Stored data entries
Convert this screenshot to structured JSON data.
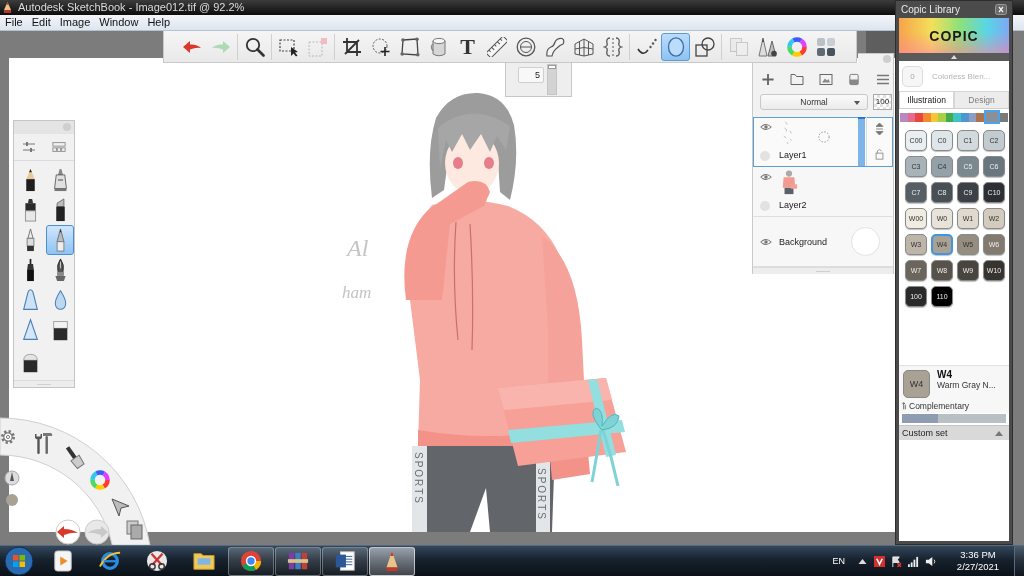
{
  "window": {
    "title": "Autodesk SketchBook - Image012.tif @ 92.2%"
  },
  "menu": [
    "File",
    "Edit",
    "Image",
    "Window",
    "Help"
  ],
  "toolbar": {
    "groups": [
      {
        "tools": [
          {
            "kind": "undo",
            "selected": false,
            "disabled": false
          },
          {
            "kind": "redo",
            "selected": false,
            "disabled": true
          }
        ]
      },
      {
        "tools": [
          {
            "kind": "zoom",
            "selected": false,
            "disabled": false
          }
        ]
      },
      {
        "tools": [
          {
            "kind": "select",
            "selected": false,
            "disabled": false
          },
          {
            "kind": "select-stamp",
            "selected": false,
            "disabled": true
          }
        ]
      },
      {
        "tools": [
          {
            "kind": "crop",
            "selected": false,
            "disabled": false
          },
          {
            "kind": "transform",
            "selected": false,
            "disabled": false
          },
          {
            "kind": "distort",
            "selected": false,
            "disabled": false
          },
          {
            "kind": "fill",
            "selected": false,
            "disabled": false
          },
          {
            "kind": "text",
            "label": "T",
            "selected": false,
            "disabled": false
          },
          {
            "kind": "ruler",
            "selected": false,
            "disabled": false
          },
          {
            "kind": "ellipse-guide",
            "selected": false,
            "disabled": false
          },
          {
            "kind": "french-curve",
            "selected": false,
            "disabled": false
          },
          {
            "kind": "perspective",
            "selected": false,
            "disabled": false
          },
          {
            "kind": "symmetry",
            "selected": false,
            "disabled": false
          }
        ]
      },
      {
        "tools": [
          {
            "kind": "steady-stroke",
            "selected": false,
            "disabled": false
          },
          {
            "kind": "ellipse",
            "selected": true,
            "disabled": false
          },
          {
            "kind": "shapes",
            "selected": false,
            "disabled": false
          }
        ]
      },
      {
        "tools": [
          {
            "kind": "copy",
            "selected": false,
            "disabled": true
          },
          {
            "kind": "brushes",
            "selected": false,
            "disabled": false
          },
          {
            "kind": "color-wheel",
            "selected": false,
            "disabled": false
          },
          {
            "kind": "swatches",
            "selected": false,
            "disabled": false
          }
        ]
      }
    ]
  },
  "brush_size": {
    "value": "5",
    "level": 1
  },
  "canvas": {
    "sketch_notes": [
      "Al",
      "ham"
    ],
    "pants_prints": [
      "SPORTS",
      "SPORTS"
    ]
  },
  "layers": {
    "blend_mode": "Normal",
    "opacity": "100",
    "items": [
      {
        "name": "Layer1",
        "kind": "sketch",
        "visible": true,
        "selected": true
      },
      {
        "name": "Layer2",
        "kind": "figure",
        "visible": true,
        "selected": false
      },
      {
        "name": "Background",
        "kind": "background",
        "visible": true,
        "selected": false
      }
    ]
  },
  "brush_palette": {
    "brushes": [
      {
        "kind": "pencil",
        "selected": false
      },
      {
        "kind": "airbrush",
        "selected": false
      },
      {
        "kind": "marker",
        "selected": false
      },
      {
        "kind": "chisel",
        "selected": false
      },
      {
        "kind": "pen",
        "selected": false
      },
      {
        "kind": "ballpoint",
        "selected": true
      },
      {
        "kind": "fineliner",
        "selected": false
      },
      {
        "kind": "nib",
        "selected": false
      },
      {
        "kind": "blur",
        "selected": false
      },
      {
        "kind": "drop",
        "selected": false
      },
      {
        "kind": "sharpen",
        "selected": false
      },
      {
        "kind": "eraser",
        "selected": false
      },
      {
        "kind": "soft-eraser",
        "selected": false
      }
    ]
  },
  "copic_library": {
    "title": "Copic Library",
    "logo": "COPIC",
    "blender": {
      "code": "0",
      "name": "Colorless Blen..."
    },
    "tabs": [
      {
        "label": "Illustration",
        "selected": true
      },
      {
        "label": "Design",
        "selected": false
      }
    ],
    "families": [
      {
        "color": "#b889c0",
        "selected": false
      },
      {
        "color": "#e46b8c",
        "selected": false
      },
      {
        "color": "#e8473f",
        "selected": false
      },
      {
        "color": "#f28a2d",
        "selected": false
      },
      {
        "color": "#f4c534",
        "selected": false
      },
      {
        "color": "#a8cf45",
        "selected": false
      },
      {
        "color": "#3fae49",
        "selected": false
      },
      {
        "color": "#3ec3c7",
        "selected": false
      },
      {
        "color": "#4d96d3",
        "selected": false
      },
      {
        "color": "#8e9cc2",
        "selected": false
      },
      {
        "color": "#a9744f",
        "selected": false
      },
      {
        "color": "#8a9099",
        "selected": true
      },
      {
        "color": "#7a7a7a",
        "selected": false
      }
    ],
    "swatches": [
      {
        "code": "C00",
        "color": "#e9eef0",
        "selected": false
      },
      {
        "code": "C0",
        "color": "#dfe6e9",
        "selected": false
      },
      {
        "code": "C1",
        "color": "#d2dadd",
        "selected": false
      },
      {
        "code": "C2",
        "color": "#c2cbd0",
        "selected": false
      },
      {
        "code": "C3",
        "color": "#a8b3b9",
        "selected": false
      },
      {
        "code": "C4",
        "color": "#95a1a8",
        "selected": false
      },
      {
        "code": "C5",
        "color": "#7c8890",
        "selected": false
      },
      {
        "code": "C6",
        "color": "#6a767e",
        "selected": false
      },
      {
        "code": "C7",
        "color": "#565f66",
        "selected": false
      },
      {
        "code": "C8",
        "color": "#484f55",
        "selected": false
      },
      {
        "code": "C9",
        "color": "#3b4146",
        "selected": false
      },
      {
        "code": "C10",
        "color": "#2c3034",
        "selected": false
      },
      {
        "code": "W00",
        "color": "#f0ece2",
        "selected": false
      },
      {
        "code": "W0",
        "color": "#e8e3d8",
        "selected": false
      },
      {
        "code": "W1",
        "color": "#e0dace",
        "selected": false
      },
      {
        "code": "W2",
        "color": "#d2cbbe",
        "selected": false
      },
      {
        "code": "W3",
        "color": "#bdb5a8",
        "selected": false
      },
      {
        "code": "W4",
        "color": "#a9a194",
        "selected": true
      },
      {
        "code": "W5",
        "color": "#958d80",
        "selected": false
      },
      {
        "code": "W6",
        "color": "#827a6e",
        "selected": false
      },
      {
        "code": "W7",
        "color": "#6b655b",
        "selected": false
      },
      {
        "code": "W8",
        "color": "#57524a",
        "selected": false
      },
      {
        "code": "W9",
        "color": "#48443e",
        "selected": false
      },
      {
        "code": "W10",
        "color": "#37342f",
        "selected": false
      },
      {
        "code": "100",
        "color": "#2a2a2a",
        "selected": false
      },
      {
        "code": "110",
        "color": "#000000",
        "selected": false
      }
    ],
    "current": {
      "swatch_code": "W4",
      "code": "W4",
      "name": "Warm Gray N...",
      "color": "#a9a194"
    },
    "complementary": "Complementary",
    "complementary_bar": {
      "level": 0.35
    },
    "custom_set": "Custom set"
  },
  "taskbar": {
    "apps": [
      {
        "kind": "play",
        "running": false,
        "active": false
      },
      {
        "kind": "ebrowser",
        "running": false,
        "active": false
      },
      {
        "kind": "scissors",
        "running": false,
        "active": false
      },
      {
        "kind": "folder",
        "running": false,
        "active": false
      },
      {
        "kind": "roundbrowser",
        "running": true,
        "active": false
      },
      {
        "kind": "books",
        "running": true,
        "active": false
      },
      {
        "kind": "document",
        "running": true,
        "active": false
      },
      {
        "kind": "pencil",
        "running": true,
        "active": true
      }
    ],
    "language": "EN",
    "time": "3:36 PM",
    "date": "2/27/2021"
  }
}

...

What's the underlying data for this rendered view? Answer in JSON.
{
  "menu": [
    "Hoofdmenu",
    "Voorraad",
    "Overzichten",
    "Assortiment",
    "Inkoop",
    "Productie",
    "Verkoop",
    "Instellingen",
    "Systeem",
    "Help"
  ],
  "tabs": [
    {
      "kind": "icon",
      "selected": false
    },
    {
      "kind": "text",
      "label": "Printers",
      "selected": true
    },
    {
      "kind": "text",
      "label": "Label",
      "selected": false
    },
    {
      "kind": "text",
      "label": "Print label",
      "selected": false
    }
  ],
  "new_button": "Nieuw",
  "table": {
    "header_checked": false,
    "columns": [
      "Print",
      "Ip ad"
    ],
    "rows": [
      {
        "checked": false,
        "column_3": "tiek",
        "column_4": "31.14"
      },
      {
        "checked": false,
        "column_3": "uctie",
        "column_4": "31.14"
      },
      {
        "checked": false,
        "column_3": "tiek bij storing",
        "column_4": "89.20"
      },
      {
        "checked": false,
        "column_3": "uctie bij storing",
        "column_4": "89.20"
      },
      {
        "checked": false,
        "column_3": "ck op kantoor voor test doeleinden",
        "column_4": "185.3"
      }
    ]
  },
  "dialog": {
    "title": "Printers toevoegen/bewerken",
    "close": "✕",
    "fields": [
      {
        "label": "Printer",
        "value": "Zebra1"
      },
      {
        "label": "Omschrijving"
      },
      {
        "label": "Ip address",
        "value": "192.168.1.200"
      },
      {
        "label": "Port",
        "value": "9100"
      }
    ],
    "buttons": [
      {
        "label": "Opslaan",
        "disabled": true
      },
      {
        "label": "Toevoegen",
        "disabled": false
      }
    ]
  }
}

= WHAT THE TASK REQUIRES =
Scan the material above for the string "tiek" and return the lines that hold it.

= RESULT FOR THIS EXERCISE =
        "column_3": "tiek",
        "column_3": "tiek bij storing",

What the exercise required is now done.